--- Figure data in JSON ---
-=-=-
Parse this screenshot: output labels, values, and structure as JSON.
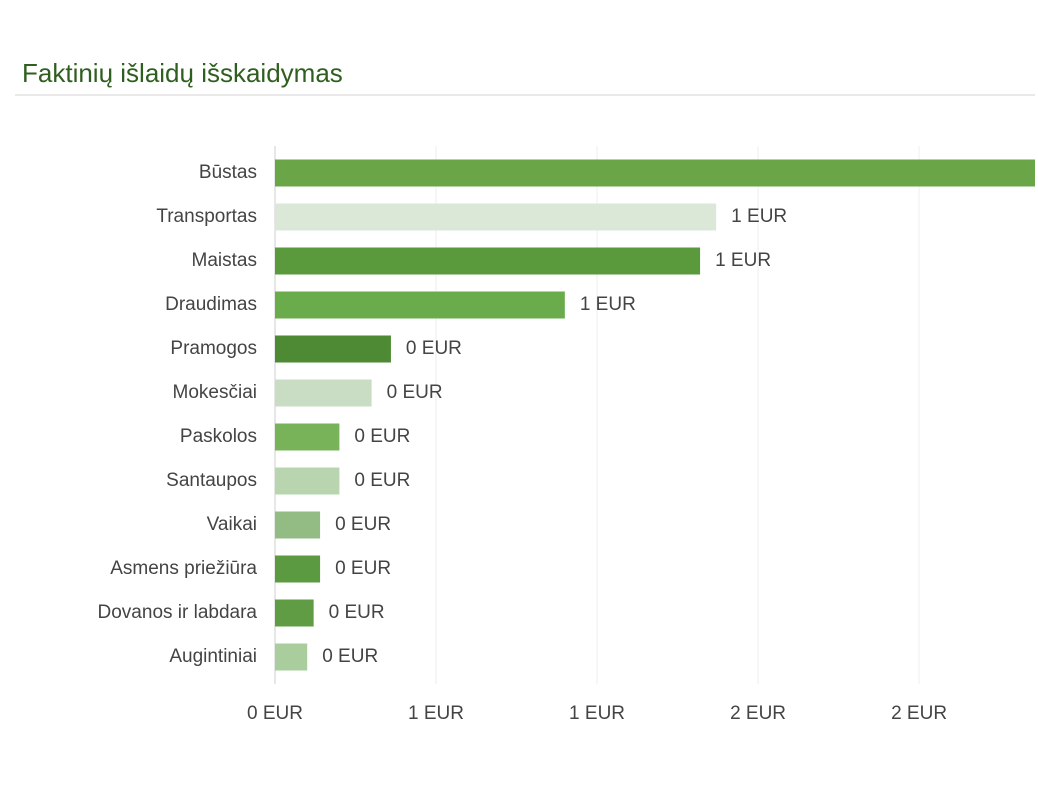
{
  "chart_data": {
    "type": "barh",
    "title": "Faktinių išlaidų išskaidymas",
    "categories": [
      "Būstas",
      "Transportas",
      "Maistas",
      "Draudimas",
      "Pramogos",
      "Mokesčiai",
      "Paskolos",
      "Santaupos",
      "Vaikai",
      "Asmens priežiūra",
      "Dovanos ir labdara",
      "Augintiniai"
    ],
    "values": [
      2.36,
      1.37,
      1.32,
      0.9,
      0.36,
      0.3,
      0.2,
      0.2,
      0.14,
      0.14,
      0.12,
      0.1
    ],
    "value_labels": [
      null,
      "1 EUR",
      "1 EUR",
      "1 EUR",
      "0 EUR",
      "0 EUR",
      "0 EUR",
      "0 EUR",
      "0 EUR",
      "0 EUR",
      "0 EUR",
      "0 EUR"
    ],
    "colors": [
      "#6aa647",
      "#dbe8d8",
      "#5a9a3c",
      "#6aab4c",
      "#4d8a33",
      "#c9ddc5",
      "#78b35a",
      "#b9d5b0",
      "#93bb84",
      "#5b9a40",
      "#5f9c44",
      "#a9cd9c"
    ],
    "xlim": [
      0,
      2.36
    ],
    "xticks": [
      {
        "value": 0,
        "label": "0 EUR"
      },
      {
        "value": 0.5,
        "label": "1 EUR"
      },
      {
        "value": 1,
        "label": "1 EUR"
      },
      {
        "value": 1.5,
        "label": "2 EUR"
      },
      {
        "value": 2,
        "label": "2 EUR"
      }
    ],
    "grid": true
  }
}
-=-=-
--- Given problem ---
Reproduce each entry precisely. Leave the pictures out.

--- In response ---
Parse this screenshot: output labels, values, and structure as JSON.
{
  "chart_data": {
    "type": "barh",
    "title": "Faktinių išlaidų išskaidymas",
    "categories": [
      "Būstas",
      "Transportas",
      "Maistas",
      "Draudimas",
      "Pramogos",
      "Mokesčiai",
      "Paskolos",
      "Santaupos",
      "Vaikai",
      "Asmens priežiūra",
      "Dovanos ir labdara",
      "Augintiniai"
    ],
    "values": [
      2.36,
      1.37,
      1.32,
      0.9,
      0.36,
      0.3,
      0.2,
      0.2,
      0.14,
      0.14,
      0.12,
      0.1
    ],
    "value_labels": [
      null,
      "1 EUR",
      "1 EUR",
      "1 EUR",
      "0 EUR",
      "0 EUR",
      "0 EUR",
      "0 EUR",
      "0 EUR",
      "0 EUR",
      "0 EUR",
      "0 EUR"
    ],
    "colors": [
      "#6aa647",
      "#dbe8d8",
      "#5a9a3c",
      "#6aab4c",
      "#4d8a33",
      "#c9ddc5",
      "#78b35a",
      "#b9d5b0",
      "#93bb84",
      "#5b9a40",
      "#5f9c44",
      "#a9cd9c"
    ],
    "xlim": [
      0,
      2.36
    ],
    "xticks": [
      {
        "value": 0,
        "label": "0 EUR"
      },
      {
        "value": 0.5,
        "label": "1 EUR"
      },
      {
        "value": 1,
        "label": "1 EUR"
      },
      {
        "value": 1.5,
        "label": "2 EUR"
      },
      {
        "value": 2,
        "label": "2 EUR"
      }
    ],
    "grid": true
  }
}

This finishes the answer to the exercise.